→ **Challenge**
Show every line where "奥运更开放" occurs.

→ **Supplied information**
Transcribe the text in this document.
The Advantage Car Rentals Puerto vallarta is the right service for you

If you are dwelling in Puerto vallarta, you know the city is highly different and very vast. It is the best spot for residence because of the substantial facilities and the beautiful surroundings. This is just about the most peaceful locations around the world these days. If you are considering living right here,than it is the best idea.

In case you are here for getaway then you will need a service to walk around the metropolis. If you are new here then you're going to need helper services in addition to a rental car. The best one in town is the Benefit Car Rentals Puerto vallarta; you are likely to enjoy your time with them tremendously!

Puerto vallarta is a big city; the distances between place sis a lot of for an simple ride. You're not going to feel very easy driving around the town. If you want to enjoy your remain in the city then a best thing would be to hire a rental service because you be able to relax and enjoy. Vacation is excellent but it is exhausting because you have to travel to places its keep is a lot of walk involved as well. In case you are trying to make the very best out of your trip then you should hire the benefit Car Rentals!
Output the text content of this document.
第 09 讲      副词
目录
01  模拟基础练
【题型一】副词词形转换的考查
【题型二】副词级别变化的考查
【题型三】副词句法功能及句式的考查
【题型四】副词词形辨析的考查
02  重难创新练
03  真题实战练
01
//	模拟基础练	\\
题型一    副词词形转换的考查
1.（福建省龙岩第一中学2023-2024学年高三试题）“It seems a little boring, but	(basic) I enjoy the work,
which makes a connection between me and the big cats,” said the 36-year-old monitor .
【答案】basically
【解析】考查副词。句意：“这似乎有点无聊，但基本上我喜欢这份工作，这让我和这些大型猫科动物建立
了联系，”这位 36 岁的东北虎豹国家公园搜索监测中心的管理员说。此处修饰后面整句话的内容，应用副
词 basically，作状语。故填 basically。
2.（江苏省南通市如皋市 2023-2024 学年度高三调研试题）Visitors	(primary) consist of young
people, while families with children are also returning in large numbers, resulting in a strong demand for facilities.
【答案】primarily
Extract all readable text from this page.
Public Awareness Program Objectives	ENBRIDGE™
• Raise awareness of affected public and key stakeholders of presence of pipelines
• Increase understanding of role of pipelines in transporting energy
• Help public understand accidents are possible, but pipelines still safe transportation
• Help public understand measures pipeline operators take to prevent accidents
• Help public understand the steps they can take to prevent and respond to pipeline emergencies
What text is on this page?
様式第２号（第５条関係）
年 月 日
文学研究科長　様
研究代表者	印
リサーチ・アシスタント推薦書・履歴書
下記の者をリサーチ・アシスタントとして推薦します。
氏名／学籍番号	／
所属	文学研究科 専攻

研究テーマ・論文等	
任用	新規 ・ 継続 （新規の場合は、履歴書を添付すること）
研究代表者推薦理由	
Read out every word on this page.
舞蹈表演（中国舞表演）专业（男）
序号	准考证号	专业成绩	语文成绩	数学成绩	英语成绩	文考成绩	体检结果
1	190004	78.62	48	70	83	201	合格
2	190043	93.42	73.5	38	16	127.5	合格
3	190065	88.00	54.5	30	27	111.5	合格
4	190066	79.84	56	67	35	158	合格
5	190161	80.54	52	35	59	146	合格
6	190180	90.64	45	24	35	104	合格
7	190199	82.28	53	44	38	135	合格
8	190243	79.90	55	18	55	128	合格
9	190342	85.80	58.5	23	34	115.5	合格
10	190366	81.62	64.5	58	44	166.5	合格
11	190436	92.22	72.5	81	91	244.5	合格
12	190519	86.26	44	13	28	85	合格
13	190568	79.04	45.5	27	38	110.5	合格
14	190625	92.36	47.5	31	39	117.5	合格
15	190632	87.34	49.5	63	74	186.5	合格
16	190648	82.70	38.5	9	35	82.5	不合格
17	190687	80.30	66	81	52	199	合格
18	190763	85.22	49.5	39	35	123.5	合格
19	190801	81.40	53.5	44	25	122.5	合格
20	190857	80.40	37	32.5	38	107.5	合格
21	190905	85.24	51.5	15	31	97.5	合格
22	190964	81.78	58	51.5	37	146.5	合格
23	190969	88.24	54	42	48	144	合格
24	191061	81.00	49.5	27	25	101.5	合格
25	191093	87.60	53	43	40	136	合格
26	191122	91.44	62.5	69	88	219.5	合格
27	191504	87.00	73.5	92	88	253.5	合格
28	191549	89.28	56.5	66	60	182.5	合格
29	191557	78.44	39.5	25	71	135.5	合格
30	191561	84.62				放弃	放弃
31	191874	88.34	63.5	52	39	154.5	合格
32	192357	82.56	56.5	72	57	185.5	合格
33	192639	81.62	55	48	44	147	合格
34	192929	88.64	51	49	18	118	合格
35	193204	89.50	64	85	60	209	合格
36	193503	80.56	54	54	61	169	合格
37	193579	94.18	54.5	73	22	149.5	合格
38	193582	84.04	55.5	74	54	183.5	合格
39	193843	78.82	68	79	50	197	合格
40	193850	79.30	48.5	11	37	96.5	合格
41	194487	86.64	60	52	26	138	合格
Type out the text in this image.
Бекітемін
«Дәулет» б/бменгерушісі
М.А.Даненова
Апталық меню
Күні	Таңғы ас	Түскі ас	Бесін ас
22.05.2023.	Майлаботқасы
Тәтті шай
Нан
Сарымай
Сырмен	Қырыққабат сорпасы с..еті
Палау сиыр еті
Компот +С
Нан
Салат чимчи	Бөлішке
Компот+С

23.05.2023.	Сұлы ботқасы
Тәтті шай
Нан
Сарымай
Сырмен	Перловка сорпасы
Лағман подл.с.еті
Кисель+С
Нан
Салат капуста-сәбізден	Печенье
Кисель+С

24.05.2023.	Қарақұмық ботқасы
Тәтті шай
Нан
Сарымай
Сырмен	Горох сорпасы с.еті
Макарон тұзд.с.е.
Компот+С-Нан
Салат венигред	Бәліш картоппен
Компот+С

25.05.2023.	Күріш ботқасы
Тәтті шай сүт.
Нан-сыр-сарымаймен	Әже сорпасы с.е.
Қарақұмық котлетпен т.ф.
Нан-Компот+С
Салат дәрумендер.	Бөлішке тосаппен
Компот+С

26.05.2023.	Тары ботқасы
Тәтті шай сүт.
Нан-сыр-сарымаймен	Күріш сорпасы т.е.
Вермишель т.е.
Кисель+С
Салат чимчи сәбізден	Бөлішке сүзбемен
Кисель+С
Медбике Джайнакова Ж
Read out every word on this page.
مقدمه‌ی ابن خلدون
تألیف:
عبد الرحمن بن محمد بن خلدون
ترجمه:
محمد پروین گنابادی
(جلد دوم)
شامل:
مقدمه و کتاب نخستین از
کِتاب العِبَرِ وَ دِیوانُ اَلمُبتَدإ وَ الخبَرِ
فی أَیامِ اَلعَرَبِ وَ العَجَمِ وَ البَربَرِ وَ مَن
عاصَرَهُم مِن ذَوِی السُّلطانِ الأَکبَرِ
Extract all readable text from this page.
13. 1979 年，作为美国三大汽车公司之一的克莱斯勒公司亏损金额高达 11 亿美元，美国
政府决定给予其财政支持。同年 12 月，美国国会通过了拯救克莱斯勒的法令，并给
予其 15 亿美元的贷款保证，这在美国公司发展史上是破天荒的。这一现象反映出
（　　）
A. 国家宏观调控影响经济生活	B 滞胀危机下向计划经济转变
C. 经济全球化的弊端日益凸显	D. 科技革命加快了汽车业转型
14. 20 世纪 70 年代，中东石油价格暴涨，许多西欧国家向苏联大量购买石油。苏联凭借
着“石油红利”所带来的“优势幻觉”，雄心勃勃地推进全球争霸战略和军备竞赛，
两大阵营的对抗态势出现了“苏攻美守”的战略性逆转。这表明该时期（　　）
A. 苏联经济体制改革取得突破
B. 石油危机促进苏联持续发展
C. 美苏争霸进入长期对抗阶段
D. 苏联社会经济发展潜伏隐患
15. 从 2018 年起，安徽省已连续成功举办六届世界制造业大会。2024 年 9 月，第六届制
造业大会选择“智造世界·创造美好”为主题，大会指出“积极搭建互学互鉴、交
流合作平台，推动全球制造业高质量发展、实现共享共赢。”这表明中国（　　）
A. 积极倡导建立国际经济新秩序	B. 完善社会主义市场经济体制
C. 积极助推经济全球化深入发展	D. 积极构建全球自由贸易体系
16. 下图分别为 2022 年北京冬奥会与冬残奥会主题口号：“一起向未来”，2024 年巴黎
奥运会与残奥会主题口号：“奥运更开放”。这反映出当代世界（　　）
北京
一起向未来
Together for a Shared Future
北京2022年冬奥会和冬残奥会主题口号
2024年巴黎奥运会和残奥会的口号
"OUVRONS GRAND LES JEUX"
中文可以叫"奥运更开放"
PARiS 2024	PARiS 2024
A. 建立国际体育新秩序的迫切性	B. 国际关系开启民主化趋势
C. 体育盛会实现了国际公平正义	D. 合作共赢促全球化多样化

→ **Final result**
奥运会与残奥会主题口号：“奥运更开放”。这反映出当代世界（　　）
中文可以叫"奥运更开放"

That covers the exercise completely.